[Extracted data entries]
——
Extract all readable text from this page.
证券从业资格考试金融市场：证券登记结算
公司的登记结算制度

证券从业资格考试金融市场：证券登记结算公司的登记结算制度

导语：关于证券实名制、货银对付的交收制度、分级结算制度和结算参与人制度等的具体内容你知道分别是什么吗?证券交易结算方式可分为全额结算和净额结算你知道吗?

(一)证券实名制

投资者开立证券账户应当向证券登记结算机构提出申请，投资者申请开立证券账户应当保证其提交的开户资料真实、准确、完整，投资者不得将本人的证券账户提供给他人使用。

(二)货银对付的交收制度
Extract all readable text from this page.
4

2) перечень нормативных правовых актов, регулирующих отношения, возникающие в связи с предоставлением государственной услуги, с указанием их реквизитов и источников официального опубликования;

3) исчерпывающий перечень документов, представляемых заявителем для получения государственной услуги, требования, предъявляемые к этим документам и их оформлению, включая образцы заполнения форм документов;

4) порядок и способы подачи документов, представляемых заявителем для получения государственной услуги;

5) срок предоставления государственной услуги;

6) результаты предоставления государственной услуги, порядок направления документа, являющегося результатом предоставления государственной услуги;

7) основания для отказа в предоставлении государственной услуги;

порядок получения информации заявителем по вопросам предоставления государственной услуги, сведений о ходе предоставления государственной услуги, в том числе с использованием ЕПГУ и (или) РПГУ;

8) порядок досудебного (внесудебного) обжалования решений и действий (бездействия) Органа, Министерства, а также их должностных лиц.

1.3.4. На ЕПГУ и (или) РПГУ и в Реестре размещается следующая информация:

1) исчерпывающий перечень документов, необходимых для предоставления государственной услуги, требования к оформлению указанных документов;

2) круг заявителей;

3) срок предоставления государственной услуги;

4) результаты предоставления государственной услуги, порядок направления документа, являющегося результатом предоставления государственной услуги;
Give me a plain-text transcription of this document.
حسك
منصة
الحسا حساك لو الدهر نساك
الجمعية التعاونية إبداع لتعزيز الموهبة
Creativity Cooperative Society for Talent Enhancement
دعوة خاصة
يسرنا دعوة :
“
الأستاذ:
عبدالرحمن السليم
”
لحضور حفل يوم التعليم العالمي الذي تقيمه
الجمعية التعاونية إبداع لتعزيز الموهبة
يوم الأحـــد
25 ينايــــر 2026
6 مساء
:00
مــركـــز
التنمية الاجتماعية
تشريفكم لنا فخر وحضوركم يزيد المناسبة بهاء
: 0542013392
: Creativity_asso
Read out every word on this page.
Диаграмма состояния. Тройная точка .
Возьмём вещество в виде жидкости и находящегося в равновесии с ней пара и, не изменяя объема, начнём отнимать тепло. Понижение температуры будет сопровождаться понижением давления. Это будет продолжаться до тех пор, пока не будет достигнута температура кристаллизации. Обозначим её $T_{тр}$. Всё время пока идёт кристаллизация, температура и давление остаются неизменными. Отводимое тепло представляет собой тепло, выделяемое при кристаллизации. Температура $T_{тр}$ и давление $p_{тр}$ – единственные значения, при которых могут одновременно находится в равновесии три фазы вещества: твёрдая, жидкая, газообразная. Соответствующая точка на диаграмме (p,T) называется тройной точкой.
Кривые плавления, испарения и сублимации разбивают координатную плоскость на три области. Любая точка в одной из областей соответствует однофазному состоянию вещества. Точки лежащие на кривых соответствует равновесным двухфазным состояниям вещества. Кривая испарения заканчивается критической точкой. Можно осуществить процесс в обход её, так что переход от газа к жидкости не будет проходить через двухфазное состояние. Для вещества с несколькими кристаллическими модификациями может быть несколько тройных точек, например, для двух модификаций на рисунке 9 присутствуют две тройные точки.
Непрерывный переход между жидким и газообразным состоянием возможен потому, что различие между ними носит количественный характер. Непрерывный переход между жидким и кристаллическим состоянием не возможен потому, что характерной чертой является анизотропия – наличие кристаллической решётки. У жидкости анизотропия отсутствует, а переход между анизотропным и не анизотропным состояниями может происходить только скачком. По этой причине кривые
——
§ WHAT IS EXPECTED
Write out the whole listing again, exactly as it stands.

§ TASK OUTPUT
Extract all readable text from this page.
证券从业资格考试金融市场：证券登记结算
公司的登记结算制度

证券从业资格考试金融市场：证券登记结算公司的登记结算制度

导语：关于证券实名制、货银对付的交收制度、分级结算制度和结算参与人制度等的具体内容你知道分别是什么吗?证券交易结算方式可分为全额结算和净额结算你知道吗?

(一)证券实名制

投资者开立证券账户应当向证券登记结算机构提出申请，投资者申请开立证券账户应当保证其提交的开户资料真实、准确、完整，投资者不得将本人的证券账户提供给他人使用。

(二)货银对付的交收制度
Extract all readable text from this page.
4

2) перечень нормативных правовых актов, регулирующих отношения, возникающие в связи с предоставлением государственной услуги, с указанием их реквизитов и источников официального опубликования;

3) исчерпывающий перечень документов, представляемых заявителем для получения государственной услуги, требования, предъявляемые к этим документам и их оформлению, включая образцы заполнения форм документов;

4) порядок и способы подачи документов, представляемых заявителем для получения государственной услуги;

5) срок предоставления государственной услуги;

6) результаты предоставления государственной услуги, порядок направления документа, являющегося результатом предоставления государственной услуги;

7) основания для отказа в предоставлении государственной услуги;

порядок получения информации заявителем по вопросам предоставления государственной услуги, сведений о ходе предоставления государственной услуги, в том числе с использованием ЕПГУ и (или) РПГУ;

8) порядок досудебного (внесудебного) обжалования решений и действий (бездействия) Органа, Министерства, а также их должностных лиц.

1.3.4. На ЕПГУ и (или) РПГУ и в Реестре размещается следующая информация:

1) исчерпывающий перечень документов, необходимых для предоставления государственной услуги, требования к оформлению указанных документов;

2) круг заявителей;

3) срок предоставления государственной услуги;

4) результаты предоставления государственной услуги, порядок направления документа, являющегося результатом предоставления государственной услуги;
Give me a plain-text transcription of this document.
حسك
منصة
الحسا حساك لو الدهر نساك
الجمعية التعاونية إبداع لتعزيز الموهبة
Creativity Cooperative Society for Talent Enhancement
دعوة خاصة
يسرنا دعوة :
“
الأستاذ:
عبدالرحمن السليم
”
لحضور حفل يوم التعليم العالمي الذي تقيمه
الجمعية التعاونية إبداع لتعزيز الموهبة
يوم الأحـــد
25 ينايــــر 2026
6 مساء
:00
مــركـــز
التنمية الاجتماعية
تشريفكم لنا فخر وحضوركم يزيد المناسبة بهاء
: 0542013392
: Creativity_asso
Read out every word on this page.
Диаграмма состояния. Тройная точка .
Возьмём вещество в виде жидкости и находящегося в равновесии с ней пара и, не изменяя объема, начнём отнимать тепло. Понижение температуры будет сопровождаться понижением давления. Это будет продолжаться до тех пор, пока не будет достигнута температура кристаллизации. Обозначим её $T_{тр}$. Всё время пока идёт кристаллизация, температура и давление остаются неизменными. Отводимое тепло представляет собой тепло, выделяемое при кристаллизации. Температура $T_{тр}$ и давление $p_{тр}$ – единственные значения, при которых могут одновременно находится в равновесии три фазы вещества: твёрдая, жидкая, газообразная. Соответствующая точка на диаграмме (p,T) называется тройной точкой.
Кривые плавления, испарения и сублимации разбивают координатную плоскость на три области. Любая точка в одной из областей соответствует однофазному состоянию вещества. Точки лежащие на кривых соответствует равновесным двухфазным состояниям вещества. Кривая испарения заканчивается критической точкой. Можно осуществить процесс в обход её, так что переход от газа к жидкости не будет проходить через двухфазное состояние. Для вещества с несколькими кристаллическими модификациями может быть несколько тройных точек, например, для двух модификаций на рисунке 9 присутствуют две тройные точки.
Непрерывный переход между жидким и газообразным состоянием возможен потому, что различие между ними носит количественный характер. Непрерывный переход между жидким и кристаллическим состоянием не возможен потому, что характерной чертой является анизотропия – наличие кристаллической решётки. У жидкости анизотропия отсутствует, а переход между анизотропным и не анизотропным состояниями может происходить только скачком. По этой причине кривые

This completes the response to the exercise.